→ Description of the task:
Extract and reproduce verbatim the lines between the one containing "141, 693, 154]" and the one containing "78, 693, 91]", inclusive. Give only those lines.

→ Dataset content:

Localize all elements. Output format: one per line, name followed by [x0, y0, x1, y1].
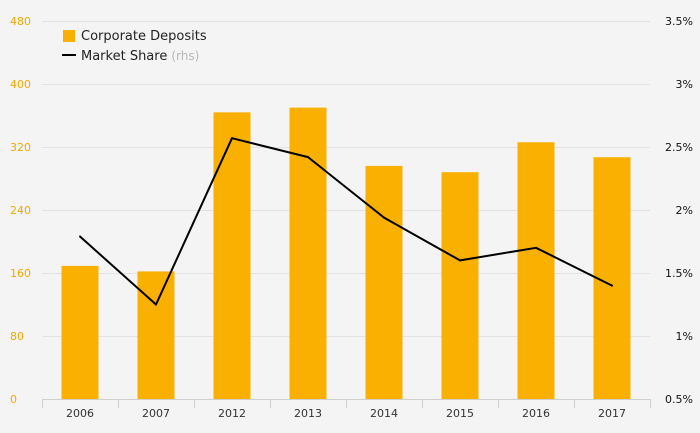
right-tick-2-5: 2.5%	[665, 141, 693, 154]
left-tick-400: 400	[10, 78, 31, 91]
x-tick-2006: 2006	[66, 407, 94, 420]
bar-2012	[213, 112, 251, 399]
right-tick-3-5: 3.5%	[665, 15, 693, 28]
x-axis-ticks: 2006 2007 2012 2013 2014 2015 2016 2017	[66, 407, 626, 420]
right-tick-2: 2%	[676, 204, 693, 217]
x-tick-2007: 2007	[142, 407, 170, 420]
left-tick-240: 240	[10, 204, 31, 217]
bars	[61, 107, 631, 399]
market-share-point-2007	[155, 303, 157, 306]
bar-2016	[517, 142, 555, 399]
market-share-point-2017	[611, 284, 613, 287]
legend-note-rhs: (rhs)	[171, 49, 199, 63]
x-axis	[42, 399, 651, 408]
legend-label-market-share-text: Market Share	[81, 49, 167, 64]
x-tick-2016: 2016	[522, 407, 550, 420]
market-share-line-group	[79, 137, 613, 306]
left-tick-480: 480	[10, 15, 31, 28]
right-tick-1: 1%	[676, 330, 693, 343]
right-tick-3: 3%	[676, 78, 693, 91]
x-tick-2014: 2014	[370, 407, 398, 420]
x-tick-2013: 2013	[294, 407, 322, 420]
right-tick-0-5: 0.5%	[665, 393, 693, 406]
bar-2013	[289, 107, 327, 399]
legend-label-corporate-deposits: Corporate Deposits	[81, 29, 207, 44]
x-tick-2017: 2017	[598, 407, 626, 420]
legend-label-market-share: Market Share (rhs)	[81, 49, 199, 64]
bar-2017	[593, 157, 631, 399]
market-share-point-2012	[231, 137, 233, 140]
left-tick-160: 160	[10, 267, 31, 280]
market-share-point-2006	[79, 235, 81, 238]
bar-2006	[61, 265, 99, 399]
left-tick-80: 80	[10, 330, 24, 343]
left-axis-ticks: 0 80 160 240 320 400 480	[10, 15, 31, 406]
market-share-line	[79, 137, 613, 306]
market-share-point-2016	[535, 246, 537, 249]
legend: Corporate Deposits Market Share (rhs)	[62, 29, 207, 64]
x-tick-2015: 2015	[446, 407, 474, 420]
market-share-point-2013	[307, 156, 309, 159]
market-share-point-2014	[383, 216, 385, 219]
left-tick-320: 320	[10, 141, 31, 154]
bar-2007	[137, 271, 175, 399]
gridlines	[42, 21, 650, 337]
bar-2015	[441, 172, 479, 399]
right-axis-ticks: 0.5% 1% 1.5% 2% 2.5% 3% 3.5%	[665, 15, 693, 406]
legend-swatch-corporate-deposits	[63, 30, 75, 42]
bar-2014	[365, 165, 403, 399]
x-tick-2012: 2012	[218, 407, 246, 420]
market-share-point-2015	[459, 259, 461, 262]
left-tick-0: 0	[10, 393, 17, 406]
right-tick-1-5: 1.5%	[665, 267, 693, 280]
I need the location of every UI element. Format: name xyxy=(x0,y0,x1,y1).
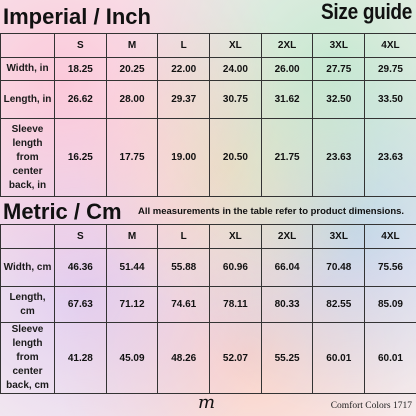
table-row: Length, cm 67.63 71.12 74.61 78.11 80.33… xyxy=(0,286,416,323)
table-cell: 30.75 xyxy=(209,80,262,119)
table-header-row: S M L XL 2XL 3XL 4XL xyxy=(0,224,416,249)
table-cell: 26.62 xyxy=(54,80,107,119)
header-cell: S xyxy=(54,33,107,58)
table-cell: 52.07 xyxy=(209,322,262,394)
table-cell: 23.63 xyxy=(312,118,366,197)
measurement-note: All measurements in the table refer to p… xyxy=(138,206,405,217)
table-cell: 29.37 xyxy=(157,80,211,119)
header-cell: M xyxy=(105,224,159,249)
table-cell: 23.63 xyxy=(364,118,416,197)
table-row: Width, in 18.25 20.25 22.00 24.00 26.00 … xyxy=(0,57,416,81)
table-cell: 78.11 xyxy=(209,286,262,323)
table-cell: 24.00 xyxy=(209,57,262,81)
table-cell: 75.56 xyxy=(364,248,416,287)
imperial-size-table: S M L XL 2XL 3XL 4XL Width, in 18.25 20.… xyxy=(0,33,416,197)
table-cell: 18.25 xyxy=(54,57,107,81)
table-cell: 48.26 xyxy=(157,322,211,394)
table-cell: 80.33 xyxy=(260,286,314,323)
header-cell: 4XL xyxy=(364,224,416,249)
table-cell: 19.00 xyxy=(157,118,211,197)
table-cell: 28.00 xyxy=(105,80,159,119)
table-cell: 20.50 xyxy=(209,118,262,197)
table-header-row: S M L XL 2XL 3XL 4XL xyxy=(0,33,416,58)
table-cell: 55.88 xyxy=(157,248,211,287)
row-label: Width, cm xyxy=(0,248,55,287)
header-cell: 4XL xyxy=(364,33,416,58)
metric-title: Metric / Cm xyxy=(3,199,122,224)
header-cell xyxy=(0,33,55,58)
table-cell: 21.75 xyxy=(260,118,314,197)
table-cell: 60.96 xyxy=(209,248,262,287)
table-cell: 71.12 xyxy=(105,286,159,323)
table-cell: 31.62 xyxy=(260,80,314,119)
brand-logo-icon: m xyxy=(198,392,216,413)
header-cell: S xyxy=(54,224,107,249)
table-cell: 27.75 xyxy=(312,57,366,81)
header-cell: XL xyxy=(209,33,262,58)
table-row: Width, cm 46.36 51.44 55.88 60.96 66.04 … xyxy=(0,248,416,287)
table-cell: 17.75 xyxy=(105,118,159,197)
header-cell: L xyxy=(157,33,211,58)
table-cell: 67.63 xyxy=(54,286,107,323)
table-row: Sleeve length from center back, cm 41.28… xyxy=(0,322,416,394)
table-cell: 26.00 xyxy=(260,57,314,81)
row-label: Width, in xyxy=(0,57,55,81)
header-cell: 3XL xyxy=(312,33,366,58)
row-label: Sleeve length from center back, cm xyxy=(0,322,55,394)
table-cell: 29.75 xyxy=(364,57,416,81)
table-cell: 60.01 xyxy=(312,322,366,394)
table-cell: 70.48 xyxy=(312,248,366,287)
header-cell: 3XL xyxy=(312,224,366,249)
row-label: Sleeve length from center back, in xyxy=(0,118,55,197)
brand-label: Comfort Colors 1717 xyxy=(330,401,412,411)
table-cell: 16.25 xyxy=(54,118,107,197)
header-cell xyxy=(0,224,55,249)
table-cell: 32.50 xyxy=(312,80,366,119)
header-cell: L xyxy=(157,224,211,249)
table-cell: 22.00 xyxy=(157,57,211,81)
table-cell: 82.55 xyxy=(312,286,366,323)
row-label: Length, cm xyxy=(0,286,55,323)
table-row: Length, in 26.62 28.00 29.37 30.75 31.62… xyxy=(0,80,416,119)
table-cell: 20.25 xyxy=(105,57,159,81)
table-cell: 60.01 xyxy=(364,322,416,394)
table-cell: 46.36 xyxy=(54,248,107,287)
table-cell: 55.25 xyxy=(260,322,314,394)
header-cell: M xyxy=(105,33,159,58)
header-cell: XL xyxy=(209,224,262,249)
table-cell: 41.28 xyxy=(54,322,107,394)
imperial-title: Imperial / Inch xyxy=(3,4,151,29)
table-cell: 45.09 xyxy=(105,322,159,394)
table-cell: 85.09 xyxy=(364,286,416,323)
table-cell: 33.50 xyxy=(364,80,416,119)
header-cell: 2XL xyxy=(260,224,314,249)
table-cell: 66.04 xyxy=(260,248,314,287)
header-cell: 2XL xyxy=(260,33,314,58)
table-cell: 51.44 xyxy=(105,248,159,287)
table-row: Sleeve length from center back, in 16.25… xyxy=(0,118,416,197)
table-cell: 74.61 xyxy=(157,286,211,323)
metric-size-table: S M L XL 2XL 3XL 4XL Width, cm 46.36 51.… xyxy=(0,224,416,394)
row-label: Length, in xyxy=(0,80,55,119)
size-guide-title: Size guide xyxy=(321,0,412,25)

→ Reply to the exercise:
right-tick-2-5: 2.5%	[665, 141, 693, 154]
left-tick-400: 400	[10, 78, 31, 91]
x-tick-2006: 2006	[66, 407, 94, 420]
bar-2012	[213, 112, 251, 399]
right-tick-3-5: 3.5%	[665, 15, 693, 28]
x-axis-ticks: 2006 2007 2012 2013 2014 2015 2016 2017	[66, 407, 626, 420]
right-tick-2: 2%	[676, 204, 693, 217]
x-tick-2007: 2007	[142, 407, 170, 420]
left-tick-240: 240	[10, 204, 31, 217]
bars	[61, 107, 631, 399]
market-share-point-2007	[155, 303, 157, 306]
bar-2016	[517, 142, 555, 399]
market-share-point-2017	[611, 284, 613, 287]
legend-note-rhs: (rhs)	[171, 49, 199, 63]
x-axis	[42, 399, 651, 408]
legend-label-market-share-text: Market Share	[81, 49, 167, 64]
x-tick-2016: 2016	[522, 407, 550, 420]
market-share-line-group	[79, 137, 613, 306]
left-tick-480: 480	[10, 15, 31, 28]
right-tick-1: 1%	[676, 330, 693, 343]
right-tick-3: 3%	[676, 78, 693, 91]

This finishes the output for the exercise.